● **Task to complete**
Gather up every line that includes the string "from".

● **Data**

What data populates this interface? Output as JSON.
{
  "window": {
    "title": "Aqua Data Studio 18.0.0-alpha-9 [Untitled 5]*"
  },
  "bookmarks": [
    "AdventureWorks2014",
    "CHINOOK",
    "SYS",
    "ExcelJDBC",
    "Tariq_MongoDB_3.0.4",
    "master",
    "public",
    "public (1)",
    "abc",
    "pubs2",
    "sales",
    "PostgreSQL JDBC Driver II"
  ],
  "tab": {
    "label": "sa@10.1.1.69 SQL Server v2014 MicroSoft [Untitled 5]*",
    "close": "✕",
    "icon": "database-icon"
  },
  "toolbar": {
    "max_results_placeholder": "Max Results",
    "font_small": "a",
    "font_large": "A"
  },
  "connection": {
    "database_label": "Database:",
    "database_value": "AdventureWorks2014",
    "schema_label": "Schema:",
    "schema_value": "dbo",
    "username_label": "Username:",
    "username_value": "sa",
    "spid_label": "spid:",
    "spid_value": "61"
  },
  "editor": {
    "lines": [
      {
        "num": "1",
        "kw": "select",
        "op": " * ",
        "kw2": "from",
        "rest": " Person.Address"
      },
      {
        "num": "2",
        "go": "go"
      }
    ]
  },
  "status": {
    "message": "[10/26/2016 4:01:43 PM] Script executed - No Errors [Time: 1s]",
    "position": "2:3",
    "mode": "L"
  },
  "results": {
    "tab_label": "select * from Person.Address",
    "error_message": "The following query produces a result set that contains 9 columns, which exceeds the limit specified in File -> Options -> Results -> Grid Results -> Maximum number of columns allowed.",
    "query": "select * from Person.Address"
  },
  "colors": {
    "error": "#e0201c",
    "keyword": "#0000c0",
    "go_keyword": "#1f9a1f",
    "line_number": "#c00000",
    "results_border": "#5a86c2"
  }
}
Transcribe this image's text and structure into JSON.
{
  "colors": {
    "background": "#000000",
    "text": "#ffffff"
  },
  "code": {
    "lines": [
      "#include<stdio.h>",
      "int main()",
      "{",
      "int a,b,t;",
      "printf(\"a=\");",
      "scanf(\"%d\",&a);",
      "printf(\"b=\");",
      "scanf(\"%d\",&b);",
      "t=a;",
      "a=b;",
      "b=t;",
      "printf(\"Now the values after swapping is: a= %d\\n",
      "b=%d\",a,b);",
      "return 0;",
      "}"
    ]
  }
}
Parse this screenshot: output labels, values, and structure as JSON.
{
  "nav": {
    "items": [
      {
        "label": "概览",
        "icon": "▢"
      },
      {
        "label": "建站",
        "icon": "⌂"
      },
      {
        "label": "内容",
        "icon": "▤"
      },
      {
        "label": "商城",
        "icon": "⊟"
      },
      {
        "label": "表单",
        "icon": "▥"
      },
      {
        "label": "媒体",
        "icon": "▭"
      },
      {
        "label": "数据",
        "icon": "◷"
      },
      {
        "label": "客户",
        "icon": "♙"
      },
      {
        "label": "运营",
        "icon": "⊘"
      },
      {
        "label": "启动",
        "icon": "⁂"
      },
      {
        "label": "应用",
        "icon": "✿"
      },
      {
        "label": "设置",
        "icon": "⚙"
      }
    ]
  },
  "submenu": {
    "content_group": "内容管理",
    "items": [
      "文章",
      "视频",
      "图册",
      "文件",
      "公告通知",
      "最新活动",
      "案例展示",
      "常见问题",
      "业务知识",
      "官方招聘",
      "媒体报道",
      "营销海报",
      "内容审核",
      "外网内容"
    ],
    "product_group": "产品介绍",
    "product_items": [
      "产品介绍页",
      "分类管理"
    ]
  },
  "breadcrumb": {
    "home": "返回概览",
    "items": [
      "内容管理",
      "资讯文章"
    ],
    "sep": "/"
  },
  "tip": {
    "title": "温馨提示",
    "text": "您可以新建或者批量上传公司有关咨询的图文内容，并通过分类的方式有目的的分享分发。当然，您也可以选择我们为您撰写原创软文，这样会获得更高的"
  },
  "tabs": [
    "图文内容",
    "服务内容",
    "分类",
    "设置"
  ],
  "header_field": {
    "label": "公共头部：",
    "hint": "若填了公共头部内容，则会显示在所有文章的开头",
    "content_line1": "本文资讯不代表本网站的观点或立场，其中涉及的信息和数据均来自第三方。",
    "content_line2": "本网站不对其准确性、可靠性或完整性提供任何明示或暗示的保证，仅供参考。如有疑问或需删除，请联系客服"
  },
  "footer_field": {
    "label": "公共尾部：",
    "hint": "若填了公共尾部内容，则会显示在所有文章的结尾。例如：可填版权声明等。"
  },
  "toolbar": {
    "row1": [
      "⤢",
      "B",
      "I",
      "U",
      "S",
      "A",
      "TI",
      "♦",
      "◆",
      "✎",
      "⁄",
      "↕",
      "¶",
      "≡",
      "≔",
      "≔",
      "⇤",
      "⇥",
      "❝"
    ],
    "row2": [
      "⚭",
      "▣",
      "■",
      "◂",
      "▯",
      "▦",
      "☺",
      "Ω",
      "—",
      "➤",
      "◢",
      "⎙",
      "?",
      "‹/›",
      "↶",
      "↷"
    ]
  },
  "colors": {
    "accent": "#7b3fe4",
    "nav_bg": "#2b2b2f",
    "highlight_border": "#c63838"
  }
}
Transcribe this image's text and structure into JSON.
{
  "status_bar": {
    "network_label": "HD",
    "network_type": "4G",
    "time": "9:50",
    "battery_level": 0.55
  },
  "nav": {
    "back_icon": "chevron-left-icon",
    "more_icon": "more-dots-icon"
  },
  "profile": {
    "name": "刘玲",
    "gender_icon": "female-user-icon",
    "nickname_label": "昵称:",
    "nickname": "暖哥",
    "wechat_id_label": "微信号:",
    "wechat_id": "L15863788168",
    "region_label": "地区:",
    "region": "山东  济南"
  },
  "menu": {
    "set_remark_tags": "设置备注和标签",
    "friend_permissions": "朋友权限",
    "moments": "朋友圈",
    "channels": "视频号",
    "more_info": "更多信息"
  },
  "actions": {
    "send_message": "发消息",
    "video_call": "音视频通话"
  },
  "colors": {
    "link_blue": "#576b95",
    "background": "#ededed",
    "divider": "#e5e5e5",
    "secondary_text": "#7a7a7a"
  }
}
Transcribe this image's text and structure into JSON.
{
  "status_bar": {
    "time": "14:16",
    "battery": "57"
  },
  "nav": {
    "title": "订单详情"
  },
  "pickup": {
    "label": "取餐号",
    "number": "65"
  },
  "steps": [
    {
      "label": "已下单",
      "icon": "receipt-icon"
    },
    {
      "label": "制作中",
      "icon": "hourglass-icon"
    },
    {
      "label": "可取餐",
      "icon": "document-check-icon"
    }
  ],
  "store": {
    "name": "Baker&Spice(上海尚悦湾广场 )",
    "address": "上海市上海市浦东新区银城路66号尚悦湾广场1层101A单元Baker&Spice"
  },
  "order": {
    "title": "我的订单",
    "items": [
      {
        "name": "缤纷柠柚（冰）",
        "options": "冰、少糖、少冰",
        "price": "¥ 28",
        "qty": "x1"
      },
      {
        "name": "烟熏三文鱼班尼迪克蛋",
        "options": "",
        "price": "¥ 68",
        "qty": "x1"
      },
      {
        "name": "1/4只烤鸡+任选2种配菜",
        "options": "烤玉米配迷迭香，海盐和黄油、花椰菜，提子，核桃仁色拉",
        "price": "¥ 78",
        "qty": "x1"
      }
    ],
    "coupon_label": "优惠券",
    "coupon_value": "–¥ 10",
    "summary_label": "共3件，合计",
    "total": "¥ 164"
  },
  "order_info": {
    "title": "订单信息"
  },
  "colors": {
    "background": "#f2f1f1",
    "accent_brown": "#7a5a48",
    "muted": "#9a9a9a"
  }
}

● **Finished answer**
        "kw2": "from",
    "tab_label": "select * from Person.Address",
    "query": "select * from Person.Address"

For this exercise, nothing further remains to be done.